[Aim of the task]
Reproduce all lines of the listing below in which the word "werden" occurs.

Saved data entries:

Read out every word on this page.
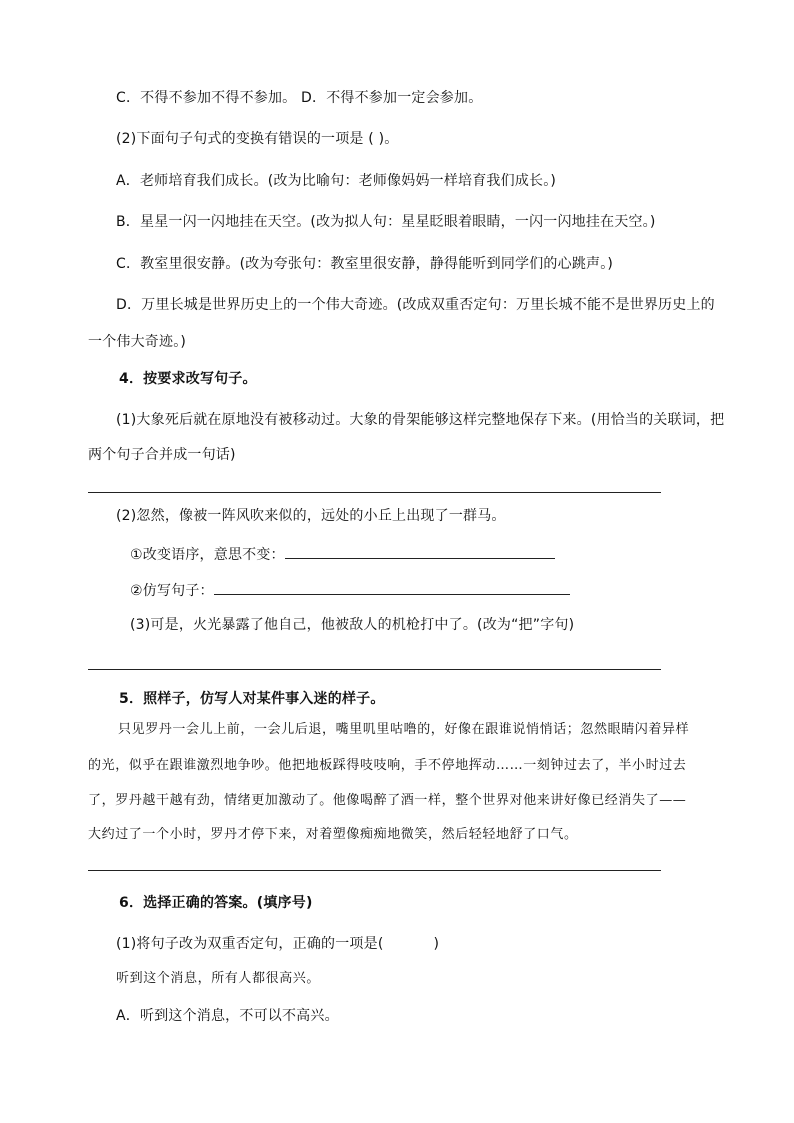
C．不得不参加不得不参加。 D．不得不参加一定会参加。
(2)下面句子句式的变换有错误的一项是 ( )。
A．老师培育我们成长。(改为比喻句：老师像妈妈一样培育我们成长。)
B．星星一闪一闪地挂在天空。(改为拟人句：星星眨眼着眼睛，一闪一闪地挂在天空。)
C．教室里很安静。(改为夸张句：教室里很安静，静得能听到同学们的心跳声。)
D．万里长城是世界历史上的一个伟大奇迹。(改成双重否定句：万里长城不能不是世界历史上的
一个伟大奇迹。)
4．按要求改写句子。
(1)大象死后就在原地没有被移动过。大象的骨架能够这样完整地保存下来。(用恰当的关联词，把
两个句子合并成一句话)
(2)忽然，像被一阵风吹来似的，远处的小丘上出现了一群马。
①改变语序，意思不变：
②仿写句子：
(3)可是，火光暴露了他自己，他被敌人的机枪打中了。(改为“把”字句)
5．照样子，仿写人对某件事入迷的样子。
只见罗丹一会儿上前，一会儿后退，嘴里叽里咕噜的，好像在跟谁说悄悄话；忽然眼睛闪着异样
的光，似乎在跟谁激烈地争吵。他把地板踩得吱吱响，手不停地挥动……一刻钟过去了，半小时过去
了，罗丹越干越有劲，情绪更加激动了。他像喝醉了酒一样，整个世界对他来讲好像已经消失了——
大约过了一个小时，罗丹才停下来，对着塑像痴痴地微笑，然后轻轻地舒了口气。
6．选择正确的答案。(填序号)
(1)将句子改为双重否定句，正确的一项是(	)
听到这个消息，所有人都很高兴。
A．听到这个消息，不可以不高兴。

---

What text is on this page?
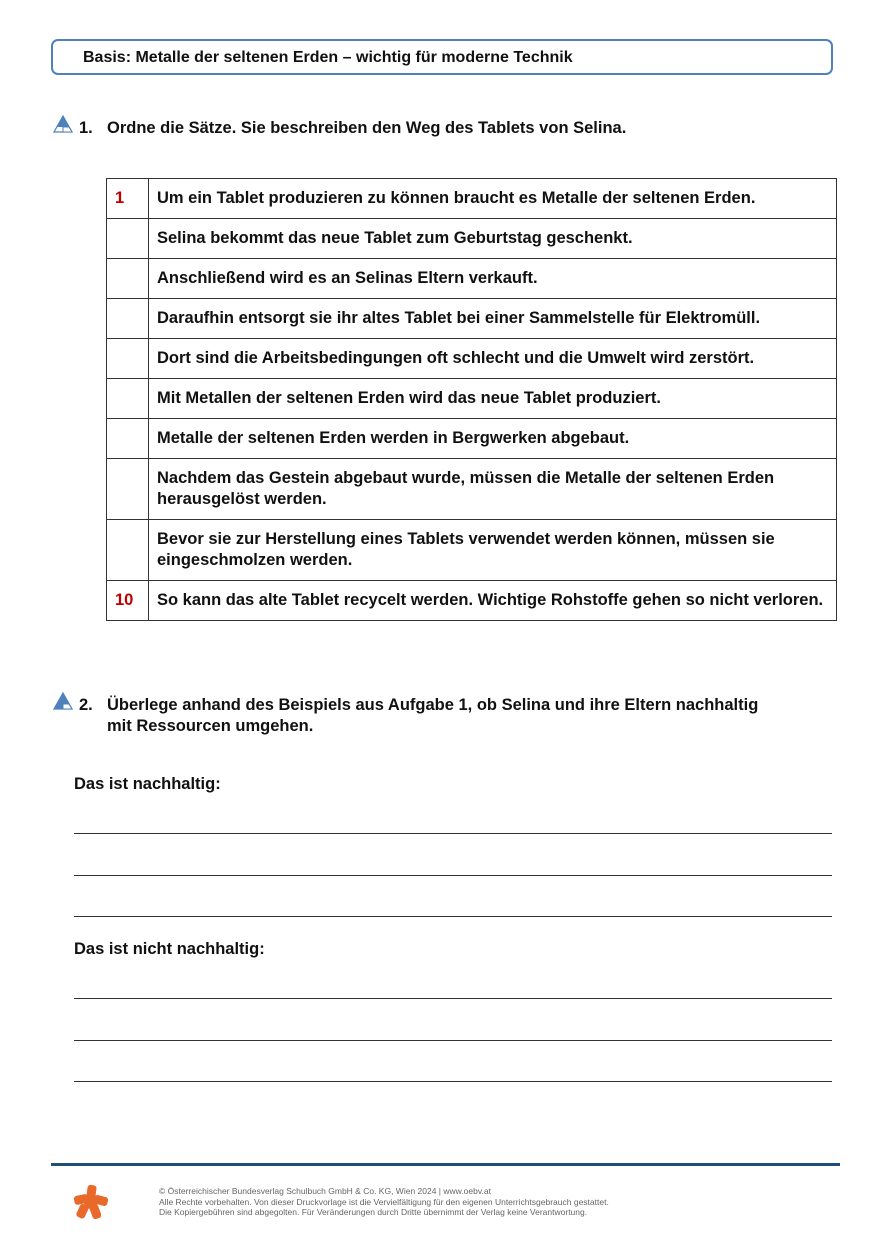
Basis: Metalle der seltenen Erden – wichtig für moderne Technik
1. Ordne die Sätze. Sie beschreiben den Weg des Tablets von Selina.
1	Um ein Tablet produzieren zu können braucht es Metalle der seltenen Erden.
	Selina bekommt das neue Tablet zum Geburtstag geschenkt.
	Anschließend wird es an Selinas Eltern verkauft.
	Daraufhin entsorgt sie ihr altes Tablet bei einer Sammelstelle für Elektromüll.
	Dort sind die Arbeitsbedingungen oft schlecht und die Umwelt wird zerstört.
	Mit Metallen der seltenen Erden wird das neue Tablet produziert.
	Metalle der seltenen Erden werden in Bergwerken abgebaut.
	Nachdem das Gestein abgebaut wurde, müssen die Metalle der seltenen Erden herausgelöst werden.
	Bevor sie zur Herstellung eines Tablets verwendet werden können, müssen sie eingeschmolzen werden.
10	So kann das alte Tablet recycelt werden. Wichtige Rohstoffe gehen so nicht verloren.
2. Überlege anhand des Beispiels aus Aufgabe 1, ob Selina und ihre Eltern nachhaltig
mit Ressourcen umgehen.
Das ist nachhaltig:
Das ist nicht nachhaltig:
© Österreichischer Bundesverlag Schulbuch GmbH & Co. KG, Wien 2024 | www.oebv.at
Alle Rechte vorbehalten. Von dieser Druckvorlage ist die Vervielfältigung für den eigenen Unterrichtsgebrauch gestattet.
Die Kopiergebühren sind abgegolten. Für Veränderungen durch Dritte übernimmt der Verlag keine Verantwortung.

[Written response]
	Metalle der seltenen Erden werden in Bergwerken abgebaut.
	Nachdem das Gestein abgebaut wurde, müssen die Metalle der seltenen Erden herausgelöst werden.
	Bevor sie zur Herstellung eines Tablets verwendet werden können, müssen sie eingeschmolzen werden.
10	So kann das alte Tablet recycelt werden. Wichtige Rohstoffe gehen so nicht verloren.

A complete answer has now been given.